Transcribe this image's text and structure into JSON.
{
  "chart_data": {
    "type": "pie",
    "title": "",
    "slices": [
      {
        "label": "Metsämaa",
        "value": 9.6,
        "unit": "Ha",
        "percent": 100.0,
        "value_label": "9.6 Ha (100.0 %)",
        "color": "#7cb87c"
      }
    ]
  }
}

· · · · · · ·

• _Goal of the exercise_:
Write out every line of the material again, exactly as it reads.

• _Right answer_:
Transcribe this image's text and structure into JSON.
{
  "chart_data": {
    "type": "pie",
    "title": "",
    "slices": [
      {
        "label": "Metsämaa",
        "value": 9.6,
        "unit": "Ha",
        "percent": 100.0,
        "value_label": "9.6 Ha (100.0 %)",
        "color": "#7cb87c"
      }
    ]
  }
}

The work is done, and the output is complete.